▶ _Records provided_
☆ ☆ ☆

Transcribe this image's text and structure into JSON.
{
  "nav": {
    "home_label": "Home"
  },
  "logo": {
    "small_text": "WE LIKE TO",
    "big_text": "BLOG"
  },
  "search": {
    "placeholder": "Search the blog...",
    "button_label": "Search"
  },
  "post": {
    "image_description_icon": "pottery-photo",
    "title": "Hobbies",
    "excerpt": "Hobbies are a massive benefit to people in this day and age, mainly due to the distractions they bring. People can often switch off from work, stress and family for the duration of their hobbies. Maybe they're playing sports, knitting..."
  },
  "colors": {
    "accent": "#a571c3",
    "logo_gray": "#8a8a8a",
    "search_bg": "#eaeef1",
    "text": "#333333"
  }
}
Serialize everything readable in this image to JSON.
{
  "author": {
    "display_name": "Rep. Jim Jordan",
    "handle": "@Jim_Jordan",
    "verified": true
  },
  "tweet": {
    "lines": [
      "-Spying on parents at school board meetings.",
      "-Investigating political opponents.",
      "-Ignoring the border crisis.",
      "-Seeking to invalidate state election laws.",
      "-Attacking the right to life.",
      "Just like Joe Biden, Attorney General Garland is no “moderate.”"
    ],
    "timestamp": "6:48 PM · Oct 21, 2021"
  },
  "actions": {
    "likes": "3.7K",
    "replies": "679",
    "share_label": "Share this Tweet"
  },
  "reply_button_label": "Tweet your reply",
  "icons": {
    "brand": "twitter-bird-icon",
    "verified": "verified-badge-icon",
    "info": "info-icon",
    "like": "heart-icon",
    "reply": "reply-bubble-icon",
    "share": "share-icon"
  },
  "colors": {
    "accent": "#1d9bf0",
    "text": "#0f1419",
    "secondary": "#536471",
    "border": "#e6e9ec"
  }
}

☆ ☆ ☆

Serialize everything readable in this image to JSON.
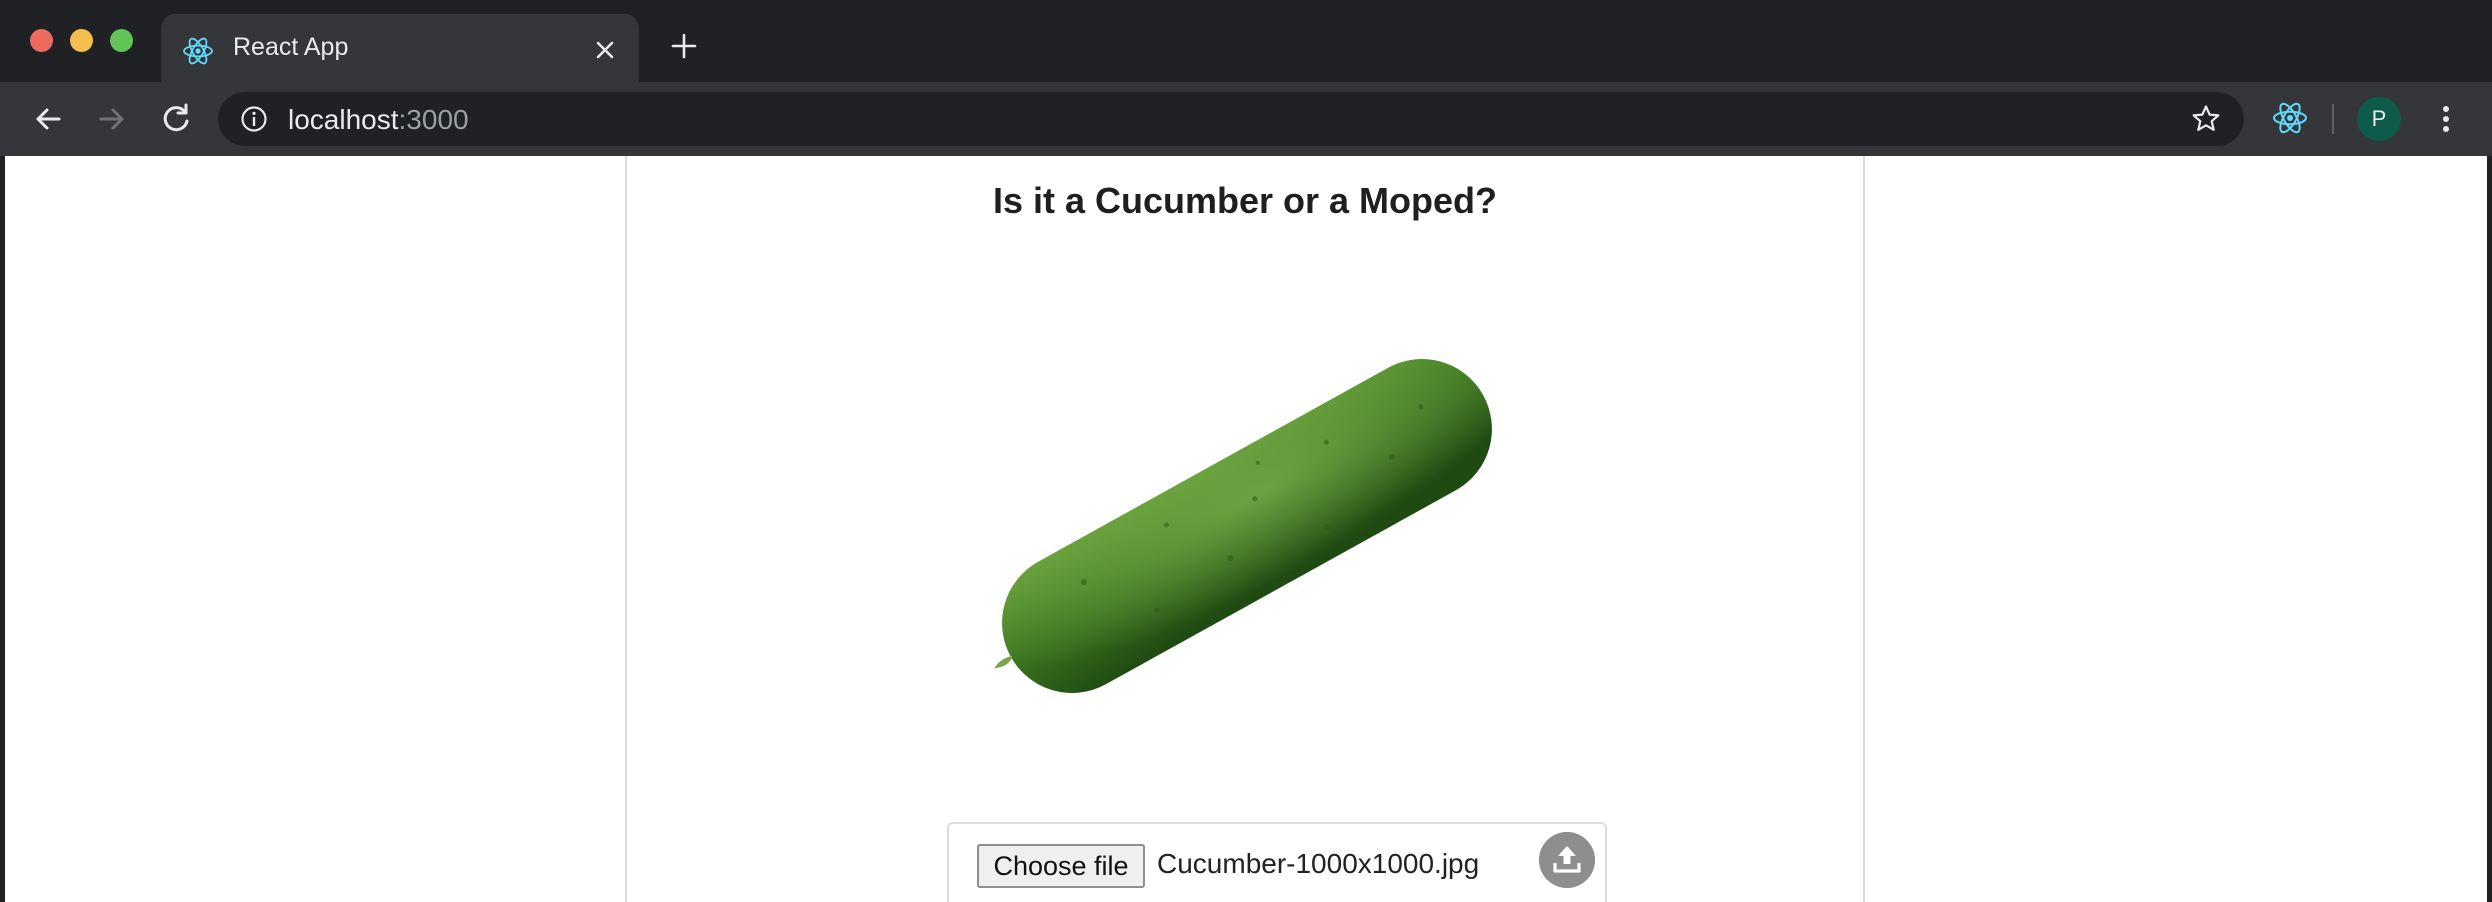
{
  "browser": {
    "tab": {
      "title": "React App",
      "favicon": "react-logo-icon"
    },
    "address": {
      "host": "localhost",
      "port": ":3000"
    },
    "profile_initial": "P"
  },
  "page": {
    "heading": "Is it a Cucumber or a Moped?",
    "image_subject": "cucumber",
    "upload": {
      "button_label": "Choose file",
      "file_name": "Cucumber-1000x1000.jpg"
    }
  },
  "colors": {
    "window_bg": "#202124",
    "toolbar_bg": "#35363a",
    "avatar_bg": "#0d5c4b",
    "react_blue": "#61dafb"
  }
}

☆ ☆ ☆

▶ _Do this_
How many lines in the listing above contain "Hobbies"? Answer with the number alone.

▶ _Full output_
2